::: PASSAGE TO READ

But that is what the Mickian computer has been up to.  It mashes, mangles, impedes, and implodes my writing.  If it wasn’t so handy for coming up with a funny post about fighting with a computer, I might actually become aggravated enough to throw this old computer out the upstairs window and into the sickly, green, unused swimming pool below.

I have used my computer daily and put it through all sorts of contortions and convolutions in the past three years of ill health and bed-ridden retirement.  It is probably no wonder it is wearing out.  I not only write and turn drawings into jpegs on it, I use it to mess with photography, play Facebook games, and keep up with the international clown show that other people generally refer to as politics.  I shed beard hair on my keyboard.  I drop popcorn on it when I am trying to jam too much in my mouth at once.  And I occasionally baptize it with a juicy sneeze or projectile cough.  I confess that I probably deserve the revenge it wreaks upon me.

Besides randomly deleting my posts and instantly saving the changes, it will also shrink the view of the entire page so that I can’t even read what I type with a magnifying glass.  The only way to correct the problem is shift to a different browser for a while until Firefox or Chrome stops hating me long enough to reset.  I have also had problems with the computer blowing things up.  One time I was trying to write on WordPress when only three huge letters at a time would fit on the screen.  That can make it quite hard to pull the old train of thought out of the darker parts of the tunnel of stupid ideas.  (I also just now had to re-type the part in italics when the computer deleted it.  I am making a back-up copy on Microsoft Word, but sometimes I can’t copy and paste fast enough.)

::::::
::: MATERIAL SUPPLIED

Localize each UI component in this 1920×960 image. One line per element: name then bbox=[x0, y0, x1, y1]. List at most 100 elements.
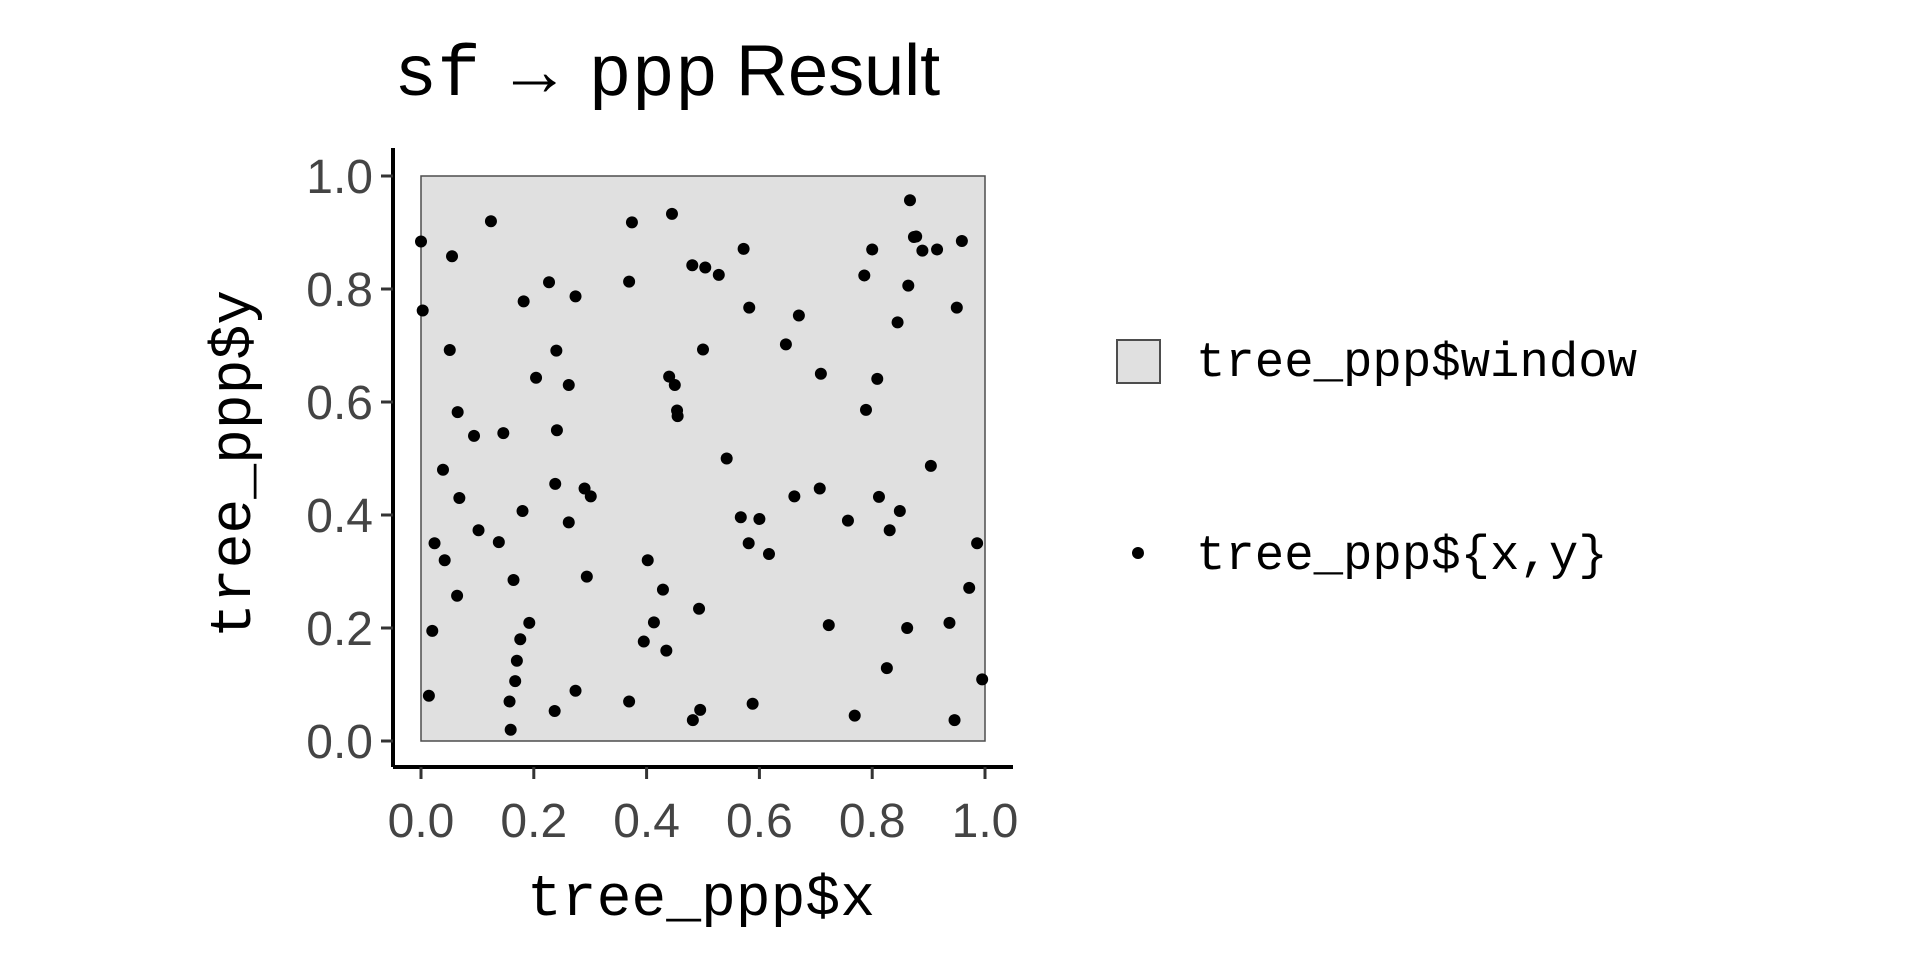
data-point bbox=[814, 367, 827, 380]
data-point bbox=[694, 703, 707, 716]
y-axis-title: tree_ppp$y bbox=[203, 290, 268, 638]
legend-label-points: tree_ppp${x,y} bbox=[1196, 528, 1608, 584]
y-tick-label: 0.8 bbox=[306, 264, 373, 317]
data-point bbox=[451, 406, 464, 419]
data-point bbox=[955, 234, 968, 247]
data-point bbox=[472, 524, 485, 537]
chart-title-suffix: Result bbox=[736, 31, 940, 111]
data-point bbox=[468, 429, 481, 442]
data-point bbox=[569, 684, 582, 697]
data-point bbox=[963, 581, 976, 594]
data-point bbox=[858, 269, 871, 282]
data-point bbox=[422, 689, 435, 702]
data-point bbox=[665, 207, 678, 220]
data-point bbox=[880, 662, 893, 675]
y-tick-label: 1.0 bbox=[306, 151, 373, 204]
data-point bbox=[656, 583, 669, 596]
data-point bbox=[883, 524, 896, 537]
legend-label-window: tree_ppp$window bbox=[1196, 335, 1637, 391]
x-axis-title: tree_ppp$x bbox=[527, 868, 875, 933]
data-point bbox=[510, 654, 523, 667]
data-point bbox=[693, 602, 706, 615]
data-point bbox=[792, 309, 805, 322]
data-point bbox=[550, 424, 563, 437]
data-point bbox=[509, 675, 522, 688]
data-point bbox=[910, 230, 923, 243]
data-point bbox=[822, 619, 835, 632]
y-tick-label: 0.2 bbox=[306, 603, 373, 656]
data-point bbox=[446, 250, 459, 263]
data-point bbox=[671, 410, 684, 423]
data-point bbox=[623, 695, 636, 708]
data-point bbox=[584, 490, 597, 503]
x-tick-label: 0.0 bbox=[388, 795, 455, 848]
data-point bbox=[569, 290, 582, 303]
data-point bbox=[779, 338, 792, 351]
x-axis-ticks: 0.0 0.2 0.4 0.6 0.8 1.0 bbox=[388, 767, 1019, 848]
data-point bbox=[859, 403, 872, 416]
y-tick-label: 0.0 bbox=[306, 716, 373, 769]
y-tick-label: 0.6 bbox=[306, 377, 373, 430]
data-point bbox=[428, 537, 441, 550]
data-point bbox=[415, 235, 427, 248]
data-point bbox=[916, 244, 929, 257]
x-tick-label: 0.6 bbox=[726, 795, 793, 848]
data-point bbox=[891, 316, 904, 329]
data-point bbox=[426, 624, 439, 637]
chart-title-arrow: → bbox=[498, 31, 570, 111]
data-point bbox=[734, 511, 747, 524]
y-tick-label: 0.4 bbox=[306, 490, 373, 543]
data-point bbox=[924, 459, 937, 472]
data-point bbox=[743, 301, 756, 314]
data-point bbox=[762, 547, 775, 560]
data-point bbox=[901, 622, 914, 634]
data-point bbox=[813, 482, 826, 495]
legend-key-points bbox=[1132, 547, 1144, 559]
data-point bbox=[443, 344, 456, 357]
data-point bbox=[530, 371, 543, 384]
y-axis-ticks: 0.0 0.2 0.4 0.6 0.8 1.0 bbox=[306, 151, 393, 769]
data-point bbox=[668, 379, 681, 392]
data-point bbox=[562, 379, 575, 392]
data-point bbox=[720, 452, 733, 465]
data-point bbox=[516, 505, 529, 518]
data-point bbox=[517, 295, 530, 308]
legend-key-window bbox=[1116, 339, 1161, 384]
data-point bbox=[893, 505, 906, 518]
data-point bbox=[866, 243, 879, 256]
data-point bbox=[663, 370, 676, 383]
data-point bbox=[699, 261, 712, 274]
x-tick-label: 0.4 bbox=[613, 795, 680, 848]
data-point bbox=[550, 344, 563, 357]
data-point bbox=[416, 304, 429, 317]
data-point bbox=[562, 516, 575, 529]
data-point bbox=[788, 490, 801, 503]
data-point bbox=[438, 554, 451, 567]
points-layer bbox=[415, 194, 989, 736]
data-point bbox=[523, 616, 536, 629]
data-point bbox=[737, 242, 750, 255]
data-point bbox=[697, 343, 709, 356]
data-point bbox=[872, 490, 885, 503]
data-point bbox=[871, 372, 884, 385]
data-point bbox=[841, 514, 854, 527]
data-point bbox=[549, 477, 562, 490]
data-point bbox=[647, 616, 660, 629]
data-point bbox=[436, 463, 449, 476]
data-point bbox=[943, 616, 956, 629]
data-point bbox=[976, 673, 989, 686]
data-point bbox=[848, 709, 861, 722]
data-point bbox=[931, 243, 944, 256]
x-tick-label: 1.0 bbox=[952, 795, 1019, 848]
chart-title-code-prefix: sf bbox=[394, 35, 480, 117]
data-point bbox=[753, 512, 766, 525]
data-point bbox=[503, 695, 516, 708]
data-point bbox=[514, 633, 527, 646]
data-point bbox=[637, 635, 650, 648]
data-point bbox=[686, 714, 699, 727]
data-point bbox=[451, 589, 464, 602]
data-point bbox=[507, 573, 520, 586]
data-point bbox=[543, 276, 556, 289]
data-point bbox=[453, 492, 466, 505]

::::::

REQUEST A:
Can you extract the part of the computer post that begins at the words "I have used" and stops after "wreaks upon me."?
REQUEST B:
Can you sum up the computer post in two sentences?
The rows have nothing to do with the computer post.

FINISHED ANSWER A:
I have used my computer daily and put it through all sorts of contortions and convolutions in the past three years of ill health and bed-ridden retirement.  It is probably no wonder it is wearing out.  I not only write and turn drawings into jpegs on it, I use it to mess with photography, play Facebook games, and keep up with the international clown show that other people generally refer to as politics.  I shed beard hair on my keyboard.  I drop popcorn on it when I am trying to jam too much in my mouth at once.  And I occasionally baptize it with a juicy sneeze or projectile cough.  I confess that I probably deserve the revenge it wreaks upon me.

FINISHED ANSWER B:
The writer's computer, used daily and hard through three years of ill health and bed-ridden retirement, now deletes posts, shrinks or blows up the page view, and otherwise mangles the writing. The writer admits to showering it with beard hair, popcorn and sneezes, and copes by switching browsers and keeping a backup copy in Microsoft Word.